• [Stated problem]: Give back every one of the entries below word for word, without changing a single character.

• [Material provided]:

------------

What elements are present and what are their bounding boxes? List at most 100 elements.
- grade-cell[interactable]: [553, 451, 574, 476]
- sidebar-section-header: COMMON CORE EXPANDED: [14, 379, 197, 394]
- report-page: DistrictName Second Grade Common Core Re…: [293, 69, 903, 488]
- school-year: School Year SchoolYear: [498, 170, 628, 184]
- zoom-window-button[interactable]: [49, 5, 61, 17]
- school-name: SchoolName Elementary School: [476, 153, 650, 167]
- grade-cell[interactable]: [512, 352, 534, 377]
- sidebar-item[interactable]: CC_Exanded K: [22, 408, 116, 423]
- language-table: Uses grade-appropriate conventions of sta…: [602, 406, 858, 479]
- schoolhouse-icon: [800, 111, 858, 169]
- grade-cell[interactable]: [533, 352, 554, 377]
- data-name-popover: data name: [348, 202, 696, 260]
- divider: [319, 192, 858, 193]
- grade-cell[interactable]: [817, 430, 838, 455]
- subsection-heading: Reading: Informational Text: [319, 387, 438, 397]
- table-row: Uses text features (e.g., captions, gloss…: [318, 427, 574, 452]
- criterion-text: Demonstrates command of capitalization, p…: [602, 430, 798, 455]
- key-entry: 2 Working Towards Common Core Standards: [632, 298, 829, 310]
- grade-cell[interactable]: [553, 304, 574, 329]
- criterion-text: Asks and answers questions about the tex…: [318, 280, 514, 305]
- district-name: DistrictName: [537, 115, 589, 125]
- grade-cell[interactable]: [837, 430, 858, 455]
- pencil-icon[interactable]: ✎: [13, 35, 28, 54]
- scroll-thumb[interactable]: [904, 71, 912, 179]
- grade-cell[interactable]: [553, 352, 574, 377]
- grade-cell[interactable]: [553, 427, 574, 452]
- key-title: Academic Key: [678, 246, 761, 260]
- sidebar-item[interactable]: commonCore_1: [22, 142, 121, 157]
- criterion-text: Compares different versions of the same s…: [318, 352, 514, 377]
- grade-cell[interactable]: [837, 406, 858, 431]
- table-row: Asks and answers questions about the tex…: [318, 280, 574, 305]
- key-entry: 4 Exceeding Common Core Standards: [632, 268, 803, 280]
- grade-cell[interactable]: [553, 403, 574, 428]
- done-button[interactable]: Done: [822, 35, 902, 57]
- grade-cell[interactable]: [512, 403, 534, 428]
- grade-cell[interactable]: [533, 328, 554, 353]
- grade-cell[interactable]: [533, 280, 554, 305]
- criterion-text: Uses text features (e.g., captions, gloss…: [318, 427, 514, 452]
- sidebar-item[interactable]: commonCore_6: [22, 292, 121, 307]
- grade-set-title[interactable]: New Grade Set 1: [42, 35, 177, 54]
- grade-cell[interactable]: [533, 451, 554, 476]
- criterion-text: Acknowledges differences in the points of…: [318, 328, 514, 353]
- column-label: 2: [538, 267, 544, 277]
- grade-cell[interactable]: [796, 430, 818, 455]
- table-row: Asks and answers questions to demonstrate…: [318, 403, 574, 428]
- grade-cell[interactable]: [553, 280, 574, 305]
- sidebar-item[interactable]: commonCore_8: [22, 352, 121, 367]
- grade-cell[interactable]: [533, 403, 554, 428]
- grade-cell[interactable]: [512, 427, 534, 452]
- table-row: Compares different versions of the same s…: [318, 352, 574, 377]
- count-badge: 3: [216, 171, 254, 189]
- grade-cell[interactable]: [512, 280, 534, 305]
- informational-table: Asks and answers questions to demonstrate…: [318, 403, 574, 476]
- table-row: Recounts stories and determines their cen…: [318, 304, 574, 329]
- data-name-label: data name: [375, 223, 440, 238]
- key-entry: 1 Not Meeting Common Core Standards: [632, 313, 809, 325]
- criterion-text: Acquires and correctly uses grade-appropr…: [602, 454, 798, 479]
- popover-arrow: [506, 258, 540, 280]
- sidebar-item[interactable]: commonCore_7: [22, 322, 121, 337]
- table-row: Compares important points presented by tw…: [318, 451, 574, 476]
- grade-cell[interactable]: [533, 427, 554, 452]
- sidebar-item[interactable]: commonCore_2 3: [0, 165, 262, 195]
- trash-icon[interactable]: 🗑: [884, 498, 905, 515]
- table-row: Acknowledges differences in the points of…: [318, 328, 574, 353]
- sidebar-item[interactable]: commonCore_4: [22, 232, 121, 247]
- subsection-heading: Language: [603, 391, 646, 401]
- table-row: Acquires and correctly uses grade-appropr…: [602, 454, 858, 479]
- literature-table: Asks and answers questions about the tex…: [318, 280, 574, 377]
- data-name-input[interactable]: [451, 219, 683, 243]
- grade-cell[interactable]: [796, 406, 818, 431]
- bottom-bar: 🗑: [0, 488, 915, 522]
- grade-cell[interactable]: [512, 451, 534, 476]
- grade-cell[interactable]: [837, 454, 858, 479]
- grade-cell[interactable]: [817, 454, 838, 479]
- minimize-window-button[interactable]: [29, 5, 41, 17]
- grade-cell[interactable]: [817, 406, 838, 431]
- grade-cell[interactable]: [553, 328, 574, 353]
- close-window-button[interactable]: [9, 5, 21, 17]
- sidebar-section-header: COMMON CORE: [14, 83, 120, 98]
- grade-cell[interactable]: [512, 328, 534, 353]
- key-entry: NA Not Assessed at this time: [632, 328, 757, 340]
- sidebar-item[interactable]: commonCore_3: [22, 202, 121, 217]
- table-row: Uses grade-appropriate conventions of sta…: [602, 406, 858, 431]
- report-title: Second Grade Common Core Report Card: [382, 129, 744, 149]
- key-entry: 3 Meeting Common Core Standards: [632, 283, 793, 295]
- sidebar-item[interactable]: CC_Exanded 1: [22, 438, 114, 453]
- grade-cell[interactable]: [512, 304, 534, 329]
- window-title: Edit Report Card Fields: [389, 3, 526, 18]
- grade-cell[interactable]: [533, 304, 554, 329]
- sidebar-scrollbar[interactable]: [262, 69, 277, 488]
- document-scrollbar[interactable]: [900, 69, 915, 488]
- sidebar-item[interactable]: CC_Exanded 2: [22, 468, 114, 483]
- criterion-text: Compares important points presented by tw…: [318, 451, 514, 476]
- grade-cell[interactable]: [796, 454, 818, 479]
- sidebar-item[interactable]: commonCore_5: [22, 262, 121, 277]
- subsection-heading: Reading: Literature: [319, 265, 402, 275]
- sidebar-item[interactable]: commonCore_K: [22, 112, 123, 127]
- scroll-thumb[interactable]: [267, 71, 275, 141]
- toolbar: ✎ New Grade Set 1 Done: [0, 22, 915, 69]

------------

• [Answer to the task]:
What elements are present and what are their bounding boxes? List at most 100 elements.
- grade-cell[interactable]: [553, 451, 574, 476]
- sidebar-section-header: COMMON CORE EXPANDED: [14, 379, 197, 394]
- report-page: DistrictName Second Grade Common Core Re…: [293, 69, 903, 488]
- school-year: School Year SchoolYear: [498, 170, 628, 184]
- zoom-window-button[interactable]: [49, 5, 61, 17]
- school-name: SchoolName Elementary School: [476, 153, 650, 167]
- grade-cell[interactable]: [512, 352, 534, 377]
- sidebar-item[interactable]: CC_Exanded K: [22, 408, 116, 423]
- language-table: Uses grade-appropriate conventions of sta…: [602, 406, 858, 479]
- schoolhouse-icon: [800, 111, 858, 169]
- grade-cell[interactable]: [533, 352, 554, 377]
- data-name-popover: data name: [348, 202, 696, 260]
- divider: [319, 192, 858, 193]
- grade-cell[interactable]: [817, 430, 838, 455]
- subsection-heading: Reading: Informational Text: [319, 387, 438, 397]
- table-row: Uses text features (e.g., captions, gloss…: [318, 427, 574, 452]
- criterion-text: Demonstrates command of capitalization, p…: [602, 430, 798, 455]
- key-entry: 2 Working Towards Common Core Standards: [632, 298, 829, 310]
- grade-cell[interactable]: [553, 304, 574, 329]
- criterion-text: Asks and answers questions about the tex…: [318, 280, 514, 305]
- district-name: DistrictName: [537, 115, 589, 125]
- grade-cell[interactable]: [837, 430, 858, 455]
- pencil-icon[interactable]: ✎: [13, 35, 28, 54]
- scroll-thumb[interactable]: [904, 71, 912, 179]
- grade-cell[interactable]: [553, 352, 574, 377]
- grade-cell[interactable]: [553, 427, 574, 452]
- key-title: Academic Key: [678, 246, 761, 260]
- sidebar-item[interactable]: commonCore_1: [22, 142, 121, 157]
- criterion-text: Compares different versions of the same s…: [318, 352, 514, 377]
- grade-cell[interactable]: [837, 406, 858, 431]
- table-row: Asks and answers questions about the tex…: [318, 280, 574, 305]
- key-entry: 4 Exceeding Common Core Standards: [632, 268, 803, 280]
- grade-cell[interactable]: [553, 403, 574, 428]
- done-button[interactable]: Done: [822, 35, 902, 57]
- grade-cell[interactable]: [512, 403, 534, 428]
- grade-cell[interactable]: [533, 328, 554, 353]
- grade-cell[interactable]: [533, 280, 554, 305]
- criterion-text: Uses text features (e.g., captions, gloss…: [318, 427, 514, 452]
- sidebar-item[interactable]: commonCore_6: [22, 292, 121, 307]
- grade-set-title[interactable]: New Grade Set 1: [42, 35, 177, 54]
- grade-cell[interactable]: [533, 451, 554, 476]
- criterion-text: Acknowledges differences in the points of…: [318, 328, 514, 353]
- column-label: 2: [538, 267, 544, 277]
- grade-cell[interactable]: [796, 430, 818, 455]
- table-row: Asks and answers questions to demonstrate…: [318, 403, 574, 428]
- grade-cell[interactable]: [553, 280, 574, 305]
- sidebar-item[interactable]: commonCore_8: [22, 352, 121, 367]
- grade-cell[interactable]: [533, 403, 554, 428]
- grade-cell[interactable]: [512, 427, 534, 452]
- table-row: Compares different versions of the same s…: [318, 352, 574, 377]
- count-badge: 3: [216, 171, 254, 189]
- grade-cell[interactable]: [512, 280, 534, 305]
- informational-table: Asks and answers questions to demonstrate…: [318, 403, 574, 476]
- table-row: Recounts stories and determines their cen…: [318, 304, 574, 329]
- data-name-label: data name: [375, 223, 440, 238]
- key-entry: 1 Not Meeting Common Core Standards: [632, 313, 809, 325]
- criterion-text: Acquires and correctly uses grade-appropr…: [602, 454, 798, 479]
- popover-arrow: [506, 258, 540, 280]
- sidebar-item[interactable]: commonCore_7: [22, 322, 121, 337]
- table-row: Compares important points presented by tw…: [318, 451, 574, 476]
- grade-cell[interactable]: [533, 427, 554, 452]
- sidebar-item[interactable]: commonCore_2 3: [0, 165, 262, 195]
- trash-icon[interactable]: 🗑: [884, 498, 905, 515]
- table-row: Acknowledges differences in the points of…: [318, 328, 574, 353]
- sidebar-item[interactable]: commonCore_4: [22, 232, 121, 247]
- subsection-heading: Language: [603, 391, 646, 401]
- table-row: Acquires and correctly uses grade-appropr…: [602, 454, 858, 479]
- literature-table: Asks and answers questions about the tex…: [318, 280, 574, 377]
- data-name-input[interactable]: [451, 219, 683, 243]
- grade-cell[interactable]: [796, 406, 818, 431]
- bottom-bar: 🗑: [0, 488, 915, 522]
- grade-cell[interactable]: [512, 451, 534, 476]
- grade-cell[interactable]: [837, 454, 858, 479]
- grade-cell[interactable]: [817, 454, 838, 479]
- minimize-window-button[interactable]: [29, 5, 41, 17]
- grade-cell[interactable]: [817, 406, 838, 431]
- grade-cell[interactable]: [553, 328, 574, 353]
- close-window-button[interactable]: [9, 5, 21, 17]
- sidebar-section-header: COMMON CORE: [14, 83, 120, 98]
- grade-cell[interactable]: [512, 328, 534, 353]
- key-entry: NA Not Assessed at this time: [632, 328, 757, 340]
- sidebar-item[interactable]: commonCore_3: [22, 202, 121, 217]
- table-row: Uses grade-appropriate conventions of sta…: [602, 406, 858, 431]
- report-title: Second Grade Common Core Report Card: [382, 129, 744, 149]
- key-entry: 3 Meeting Common Core Standards: [632, 283, 793, 295]
- sidebar-item[interactable]: CC_Exanded 1: [22, 438, 114, 453]
- grade-cell[interactable]: [512, 304, 534, 329]
- window-title: Edit Report Card Fields: [389, 3, 526, 18]
- grade-cell[interactable]: [533, 304, 554, 329]
- sidebar-scrollbar[interactable]: [262, 69, 277, 488]
- document-scrollbar[interactable]: [900, 69, 915, 488]
- sidebar-item[interactable]: CC_Exanded 2: [22, 468, 114, 483]
- criterion-text: Compares important points presented by tw…: [318, 451, 514, 476]
- grade-cell[interactable]: [796, 454, 818, 479]
- sidebar-item[interactable]: commonCore_5: [22, 262, 121, 277]
- subsection-heading: Reading: Literature: [319, 265, 402, 275]
- sidebar-item[interactable]: commonCore_K: [22, 112, 123, 127]
- scroll-thumb[interactable]: [267, 71, 275, 141]
- toolbar: ✎ New Grade Set 1 Done: [0, 22, 915, 69]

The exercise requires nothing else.